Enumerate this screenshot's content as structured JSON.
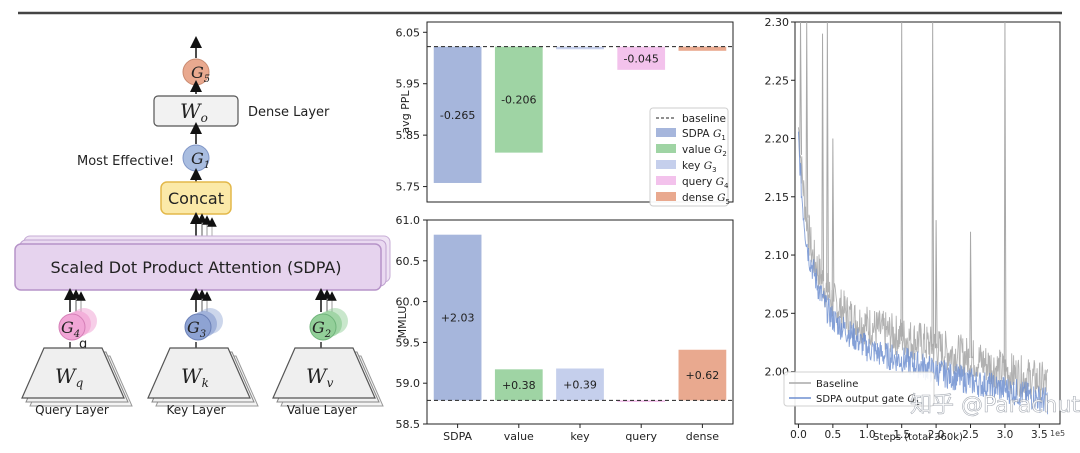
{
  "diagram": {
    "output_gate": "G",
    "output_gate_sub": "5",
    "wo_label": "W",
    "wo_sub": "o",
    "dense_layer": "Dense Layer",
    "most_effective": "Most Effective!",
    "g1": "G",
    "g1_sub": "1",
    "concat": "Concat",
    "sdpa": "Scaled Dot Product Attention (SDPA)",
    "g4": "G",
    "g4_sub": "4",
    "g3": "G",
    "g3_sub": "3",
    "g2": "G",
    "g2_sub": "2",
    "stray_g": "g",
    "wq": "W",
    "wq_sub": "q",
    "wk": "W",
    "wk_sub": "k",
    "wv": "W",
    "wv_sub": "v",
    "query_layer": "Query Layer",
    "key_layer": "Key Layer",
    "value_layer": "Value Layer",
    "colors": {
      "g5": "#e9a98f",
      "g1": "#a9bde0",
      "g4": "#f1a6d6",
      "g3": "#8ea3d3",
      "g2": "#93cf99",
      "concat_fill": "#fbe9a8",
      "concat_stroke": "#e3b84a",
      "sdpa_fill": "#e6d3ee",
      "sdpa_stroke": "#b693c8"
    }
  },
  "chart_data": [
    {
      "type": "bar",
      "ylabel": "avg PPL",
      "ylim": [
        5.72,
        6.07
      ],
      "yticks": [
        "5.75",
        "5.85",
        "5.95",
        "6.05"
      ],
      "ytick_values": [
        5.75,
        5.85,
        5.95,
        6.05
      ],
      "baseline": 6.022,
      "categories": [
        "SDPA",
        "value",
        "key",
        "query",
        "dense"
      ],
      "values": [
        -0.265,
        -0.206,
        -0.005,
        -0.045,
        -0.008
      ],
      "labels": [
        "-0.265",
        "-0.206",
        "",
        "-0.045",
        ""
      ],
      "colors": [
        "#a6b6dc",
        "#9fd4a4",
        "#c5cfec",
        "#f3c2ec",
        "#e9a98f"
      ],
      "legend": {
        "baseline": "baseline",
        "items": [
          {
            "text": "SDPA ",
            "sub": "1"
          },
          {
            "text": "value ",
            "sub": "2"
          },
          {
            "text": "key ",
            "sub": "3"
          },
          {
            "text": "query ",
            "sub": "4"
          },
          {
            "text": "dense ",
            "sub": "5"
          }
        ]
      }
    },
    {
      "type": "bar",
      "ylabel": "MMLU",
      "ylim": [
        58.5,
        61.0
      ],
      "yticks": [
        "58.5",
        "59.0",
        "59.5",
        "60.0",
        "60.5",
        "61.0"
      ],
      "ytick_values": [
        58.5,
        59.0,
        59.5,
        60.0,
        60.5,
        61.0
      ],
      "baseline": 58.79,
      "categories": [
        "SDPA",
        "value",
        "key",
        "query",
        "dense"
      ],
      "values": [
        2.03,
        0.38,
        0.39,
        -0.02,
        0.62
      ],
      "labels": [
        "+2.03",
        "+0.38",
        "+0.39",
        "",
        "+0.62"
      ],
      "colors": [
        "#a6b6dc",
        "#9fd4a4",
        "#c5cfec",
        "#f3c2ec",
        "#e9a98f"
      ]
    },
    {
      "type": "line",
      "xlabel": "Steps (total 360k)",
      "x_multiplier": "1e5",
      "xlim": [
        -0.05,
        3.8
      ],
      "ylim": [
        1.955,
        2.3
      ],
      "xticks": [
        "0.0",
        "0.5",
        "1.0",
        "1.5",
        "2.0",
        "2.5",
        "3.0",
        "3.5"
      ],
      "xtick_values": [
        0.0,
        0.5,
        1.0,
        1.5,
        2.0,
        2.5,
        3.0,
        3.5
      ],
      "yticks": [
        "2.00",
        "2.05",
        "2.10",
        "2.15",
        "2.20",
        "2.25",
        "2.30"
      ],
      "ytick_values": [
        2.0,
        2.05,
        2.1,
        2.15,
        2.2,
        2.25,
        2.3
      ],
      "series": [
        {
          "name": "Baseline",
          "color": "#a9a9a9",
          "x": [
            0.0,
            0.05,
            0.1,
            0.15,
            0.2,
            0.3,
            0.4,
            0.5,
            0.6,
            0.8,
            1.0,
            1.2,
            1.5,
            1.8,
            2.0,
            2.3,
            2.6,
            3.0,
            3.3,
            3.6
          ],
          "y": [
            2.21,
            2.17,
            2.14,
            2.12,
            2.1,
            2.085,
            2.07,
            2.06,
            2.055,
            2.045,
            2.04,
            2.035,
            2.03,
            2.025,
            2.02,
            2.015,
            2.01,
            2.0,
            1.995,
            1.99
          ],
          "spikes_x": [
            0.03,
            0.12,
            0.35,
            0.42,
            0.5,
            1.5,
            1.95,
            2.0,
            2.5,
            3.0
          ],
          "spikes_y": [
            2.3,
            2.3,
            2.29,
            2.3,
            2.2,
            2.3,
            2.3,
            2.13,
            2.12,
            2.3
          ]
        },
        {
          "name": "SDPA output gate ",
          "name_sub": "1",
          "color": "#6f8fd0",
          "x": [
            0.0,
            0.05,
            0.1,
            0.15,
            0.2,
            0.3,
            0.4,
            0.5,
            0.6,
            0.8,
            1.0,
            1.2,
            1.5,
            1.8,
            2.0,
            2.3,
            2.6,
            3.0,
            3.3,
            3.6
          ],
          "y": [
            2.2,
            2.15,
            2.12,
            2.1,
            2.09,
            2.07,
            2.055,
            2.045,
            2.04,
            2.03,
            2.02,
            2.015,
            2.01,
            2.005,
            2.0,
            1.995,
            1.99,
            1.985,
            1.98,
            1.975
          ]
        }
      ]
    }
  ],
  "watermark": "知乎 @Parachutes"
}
————
GIVEN INSTRUCTION — Reproduce the full listing faithfully, but do not carry over any pictures.

EXPECTED ANSWER —
Enumerate this screenshot's content as structured JSON.
{
  "diagram": {
    "output_gate": "G",
    "output_gate_sub": "5",
    "wo_label": "W",
    "wo_sub": "o",
    "dense_layer": "Dense Layer",
    "most_effective": "Most Effective!",
    "g1": "G",
    "g1_sub": "1",
    "concat": "Concat",
    "sdpa": "Scaled Dot Product Attention (SDPA)",
    "g4": "G",
    "g4_sub": "4",
    "g3": "G",
    "g3_sub": "3",
    "g2": "G",
    "g2_sub": "2",
    "stray_g": "g",
    "wq": "W",
    "wq_sub": "q",
    "wk": "W",
    "wk_sub": "k",
    "wv": "W",
    "wv_sub": "v",
    "query_layer": "Query Layer",
    "key_layer": "Key Layer",
    "value_layer": "Value Layer",
    "colors": {
      "g5": "#e9a98f",
      "g1": "#a9bde0",
      "g4": "#f1a6d6",
      "g3": "#8ea3d3",
      "g2": "#93cf99",
      "concat_fill": "#fbe9a8",
      "concat_stroke": "#e3b84a",
      "sdpa_fill": "#e6d3ee",
      "sdpa_stroke": "#b693c8"
    }
  },
  "chart_data": [
    {
      "type": "bar",
      "ylabel": "avg PPL",
      "ylim": [
        5.72,
        6.07
      ],
      "yticks": [
        "5.75",
        "5.85",
        "5.95",
        "6.05"
      ],
      "ytick_values": [
        5.75,
        5.85,
        5.95,
        6.05
      ],
      "baseline": 6.022,
      "categories": [
        "SDPA",
        "value",
        "key",
        "query",
        "dense"
      ],
      "values": [
        -0.265,
        -0.206,
        -0.005,
        -0.045,
        -0.008
      ],
      "labels": [
        "-0.265",
        "-0.206",
        "",
        "-0.045",
        ""
      ],
      "colors": [
        "#a6b6dc",
        "#9fd4a4",
        "#c5cfec",
        "#f3c2ec",
        "#e9a98f"
      ],
      "legend": {
        "baseline": "baseline",
        "items": [
          {
            "text": "SDPA ",
            "sub": "1"
          },
          {
            "text": "value ",
            "sub": "2"
          },
          {
            "text": "key ",
            "sub": "3"
          },
          {
            "text": "query ",
            "sub": "4"
          },
          {
            "text": "dense ",
            "sub": "5"
          }
        ]
      }
    },
    {
      "type": "bar",
      "ylabel": "MMLU",
      "ylim": [
        58.5,
        61.0
      ],
      "yticks": [
        "58.5",
        "59.0",
        "59.5",
        "60.0",
        "60.5",
        "61.0"
      ],
      "ytick_values": [
        58.5,
        59.0,
        59.5,
        60.0,
        60.5,
        61.0
      ],
      "baseline": 58.79,
      "categories": [
        "SDPA",
        "value",
        "key",
        "query",
        "dense"
      ],
      "values": [
        2.03,
        0.38,
        0.39,
        -0.02,
        0.62
      ],
      "labels": [
        "+2.03",
        "+0.38",
        "+0.39",
        "",
        "+0.62"
      ],
      "colors": [
        "#a6b6dc",
        "#9fd4a4",
        "#c5cfec",
        "#f3c2ec",
        "#e9a98f"
      ]
    },
    {
      "type": "line",
      "xlabel": "Steps (total 360k)",
      "x_multiplier": "1e5",
      "xlim": [
        -0.05,
        3.8
      ],
      "ylim": [
        1.955,
        2.3
      ],
      "xticks": [
        "0.0",
        "0.5",
        "1.0",
        "1.5",
        "2.0",
        "2.5",
        "3.0",
        "3.5"
      ],
      "xtick_values": [
        0.0,
        0.5,
        1.0,
        1.5,
        2.0,
        2.5,
        3.0,
        3.5
      ],
      "yticks": [
        "2.00",
        "2.05",
        "2.10",
        "2.15",
        "2.20",
        "2.25",
        "2.30"
      ],
      "ytick_values": [
        2.0,
        2.05,
        2.1,
        2.15,
        2.2,
        2.25,
        2.3
      ],
      "series": [
        {
          "name": "Baseline",
          "color": "#a9a9a9",
          "x": [
            0.0,
            0.05,
            0.1,
            0.15,
            0.2,
            0.3,
            0.4,
            0.5,
            0.6,
            0.8,
            1.0,
            1.2,
            1.5,
            1.8,
            2.0,
            2.3,
            2.6,
            3.0,
            3.3,
            3.6
          ],
          "y": [
            2.21,
            2.17,
            2.14,
            2.12,
            2.1,
            2.085,
            2.07,
            2.06,
            2.055,
            2.045,
            2.04,
            2.035,
            2.03,
            2.025,
            2.02,
            2.015,
            2.01,
            2.0,
            1.995,
            1.99
          ],
          "spikes_x": [
            0.03,
            0.12,
            0.35,
            0.42,
            0.5,
            1.5,
            1.95,
            2.0,
            2.5,
            3.0
          ],
          "spikes_y": [
            2.3,
            2.3,
            2.29,
            2.3,
            2.2,
            2.3,
            2.3,
            2.13,
            2.12,
            2.3
          ]
        },
        {
          "name": "SDPA output gate ",
          "name_sub": "1",
          "color": "#6f8fd0",
          "x": [
            0.0,
            0.05,
            0.1,
            0.15,
            0.2,
            0.3,
            0.4,
            0.5,
            0.6,
            0.8,
            1.0,
            1.2,
            1.5,
            1.8,
            2.0,
            2.3,
            2.6,
            3.0,
            3.3,
            3.6
          ],
          "y": [
            2.2,
            2.15,
            2.12,
            2.1,
            2.09,
            2.07,
            2.055,
            2.045,
            2.04,
            2.03,
            2.02,
            2.015,
            2.01,
            2.005,
            2.0,
            1.995,
            1.99,
            1.985,
            1.98,
            1.975
          ]
        }
      ]
    }
  ],
  "watermark": "知乎 @Parachutes"
}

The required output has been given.